What you need to do
Go through the records and extract every line with the word "Regulator".

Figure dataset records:
»»

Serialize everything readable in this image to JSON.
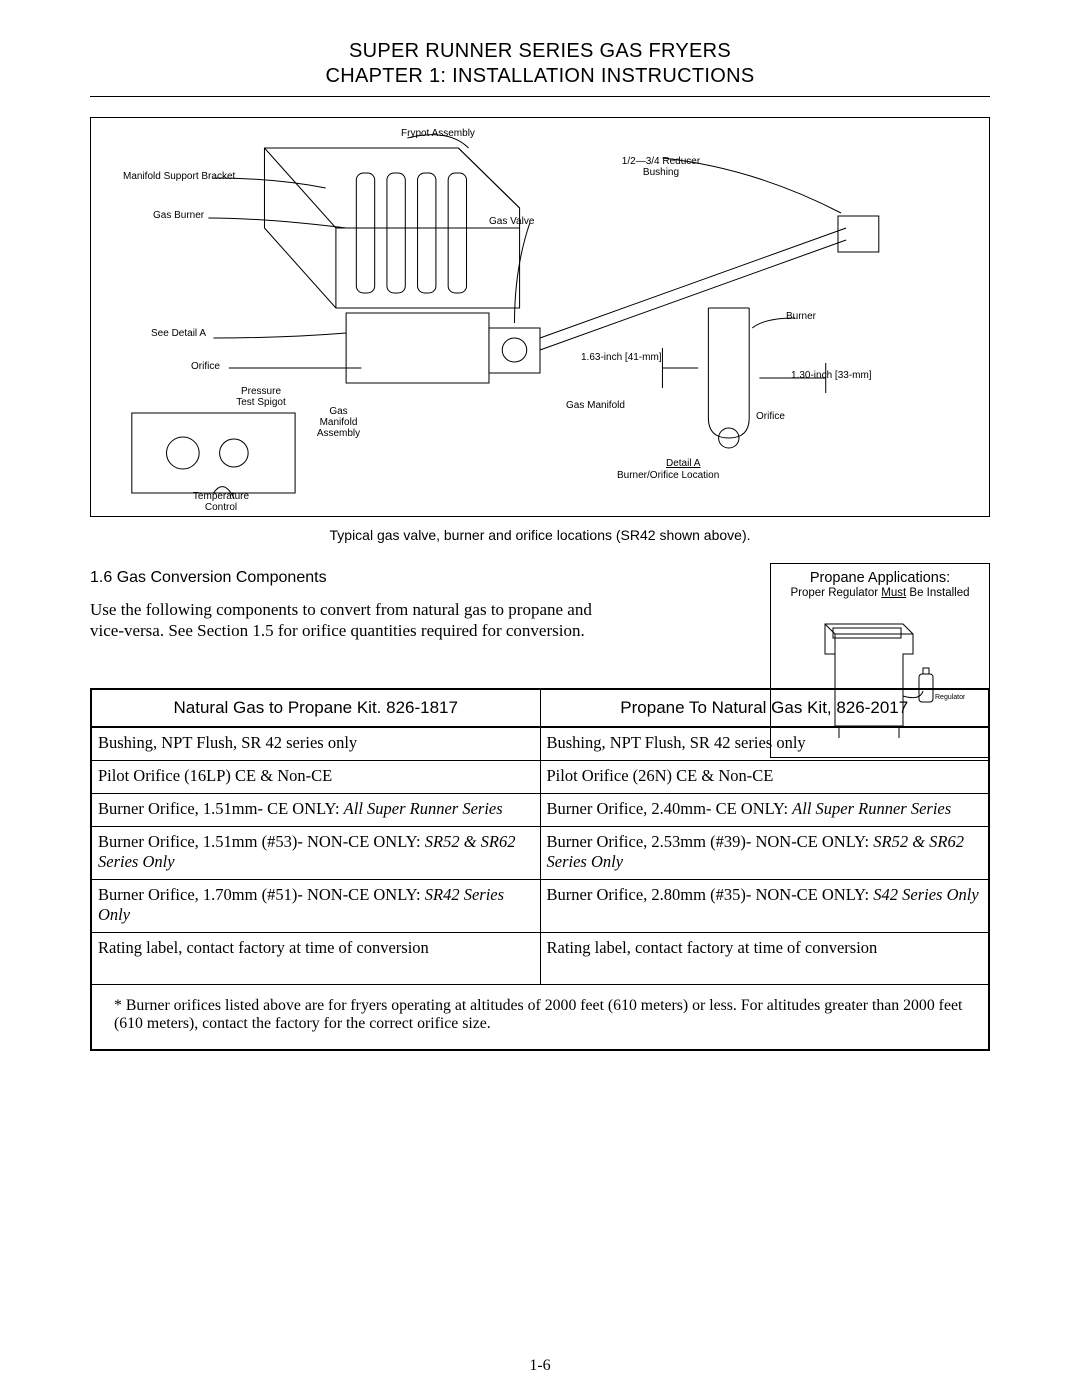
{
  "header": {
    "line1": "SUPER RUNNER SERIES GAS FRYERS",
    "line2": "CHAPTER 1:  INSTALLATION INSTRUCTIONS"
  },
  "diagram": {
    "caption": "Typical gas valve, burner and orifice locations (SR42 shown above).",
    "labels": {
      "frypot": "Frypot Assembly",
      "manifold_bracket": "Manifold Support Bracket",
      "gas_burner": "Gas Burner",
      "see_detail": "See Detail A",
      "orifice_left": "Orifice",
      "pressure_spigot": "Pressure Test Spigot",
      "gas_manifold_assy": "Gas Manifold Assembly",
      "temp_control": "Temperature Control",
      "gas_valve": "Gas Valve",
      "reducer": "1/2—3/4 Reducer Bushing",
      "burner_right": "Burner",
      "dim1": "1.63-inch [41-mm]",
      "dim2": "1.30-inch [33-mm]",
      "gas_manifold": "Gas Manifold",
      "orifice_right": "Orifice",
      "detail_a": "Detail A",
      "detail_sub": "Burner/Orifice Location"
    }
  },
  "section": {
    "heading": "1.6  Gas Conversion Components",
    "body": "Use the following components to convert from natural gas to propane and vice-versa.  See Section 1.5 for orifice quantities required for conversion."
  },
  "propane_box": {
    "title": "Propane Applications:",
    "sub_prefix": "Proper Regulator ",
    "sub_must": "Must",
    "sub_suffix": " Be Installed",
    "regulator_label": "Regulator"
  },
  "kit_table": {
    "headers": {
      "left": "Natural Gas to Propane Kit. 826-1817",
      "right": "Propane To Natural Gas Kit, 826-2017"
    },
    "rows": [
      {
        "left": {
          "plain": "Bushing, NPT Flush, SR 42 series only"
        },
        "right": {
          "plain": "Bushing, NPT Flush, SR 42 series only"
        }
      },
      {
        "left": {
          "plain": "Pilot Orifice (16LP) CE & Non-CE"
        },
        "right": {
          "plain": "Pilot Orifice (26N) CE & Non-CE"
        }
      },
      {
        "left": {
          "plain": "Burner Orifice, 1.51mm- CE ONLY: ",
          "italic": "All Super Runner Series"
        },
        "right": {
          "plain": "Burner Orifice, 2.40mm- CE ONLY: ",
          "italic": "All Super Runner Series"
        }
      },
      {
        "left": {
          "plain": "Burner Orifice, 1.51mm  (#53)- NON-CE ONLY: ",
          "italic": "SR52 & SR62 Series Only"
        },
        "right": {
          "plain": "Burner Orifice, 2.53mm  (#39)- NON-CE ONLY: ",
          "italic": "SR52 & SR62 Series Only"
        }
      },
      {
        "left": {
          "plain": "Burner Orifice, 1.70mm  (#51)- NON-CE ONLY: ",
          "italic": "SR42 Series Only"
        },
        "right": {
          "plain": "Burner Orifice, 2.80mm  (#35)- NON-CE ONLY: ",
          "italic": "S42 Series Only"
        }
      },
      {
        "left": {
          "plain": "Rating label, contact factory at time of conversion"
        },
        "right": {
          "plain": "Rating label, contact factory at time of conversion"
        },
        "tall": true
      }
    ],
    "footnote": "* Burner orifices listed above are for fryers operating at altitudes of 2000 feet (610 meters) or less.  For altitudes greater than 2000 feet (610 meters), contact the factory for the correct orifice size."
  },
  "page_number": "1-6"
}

««
»»

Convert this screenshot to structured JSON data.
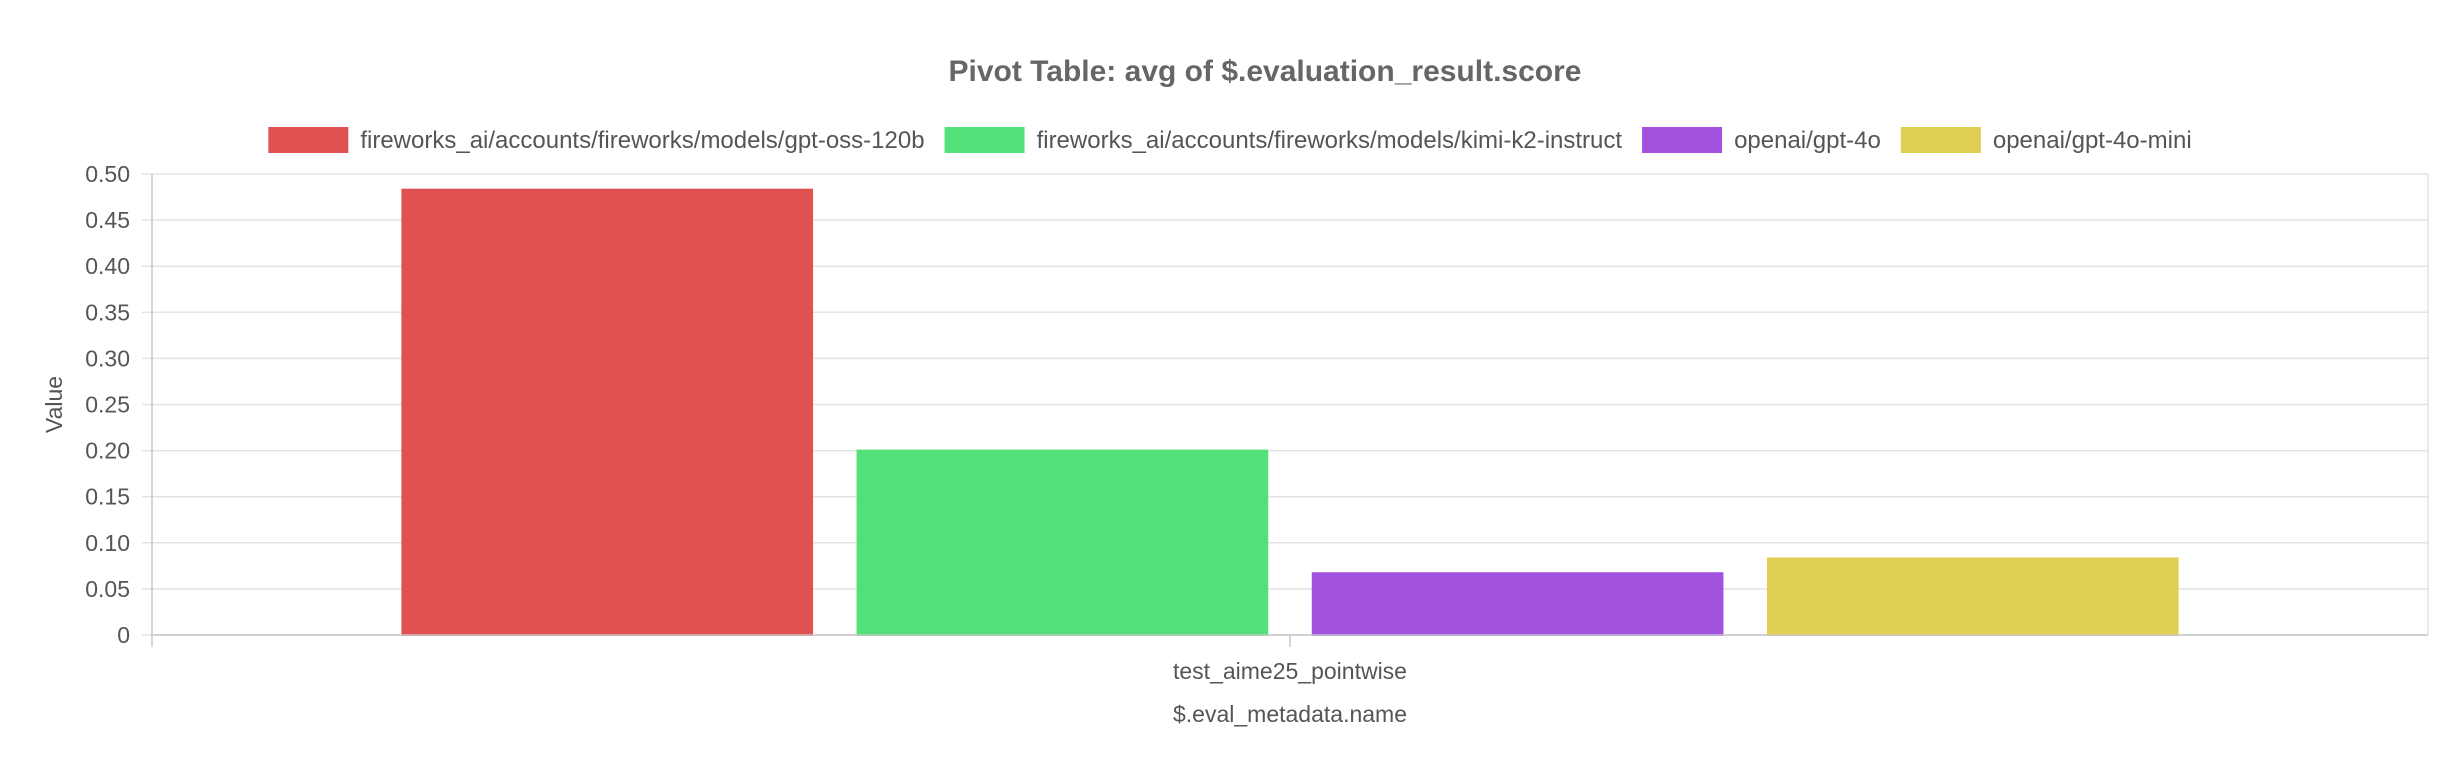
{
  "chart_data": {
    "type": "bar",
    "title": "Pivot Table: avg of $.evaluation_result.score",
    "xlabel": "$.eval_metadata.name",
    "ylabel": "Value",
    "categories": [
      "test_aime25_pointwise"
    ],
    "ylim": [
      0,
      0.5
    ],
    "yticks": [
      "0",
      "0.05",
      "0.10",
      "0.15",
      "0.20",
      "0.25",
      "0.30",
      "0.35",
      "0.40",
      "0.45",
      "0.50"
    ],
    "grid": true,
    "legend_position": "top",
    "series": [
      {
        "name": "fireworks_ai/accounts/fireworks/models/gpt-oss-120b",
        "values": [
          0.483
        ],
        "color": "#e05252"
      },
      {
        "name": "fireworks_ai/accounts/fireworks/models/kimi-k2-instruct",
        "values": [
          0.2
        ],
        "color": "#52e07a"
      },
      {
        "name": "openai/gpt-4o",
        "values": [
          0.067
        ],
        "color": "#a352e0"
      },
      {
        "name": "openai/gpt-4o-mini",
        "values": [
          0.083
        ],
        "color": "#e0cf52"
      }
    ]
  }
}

««

Worked solution
    "sub_prefix": "Proper Regulator ",
    "regulator_label": "Regulator"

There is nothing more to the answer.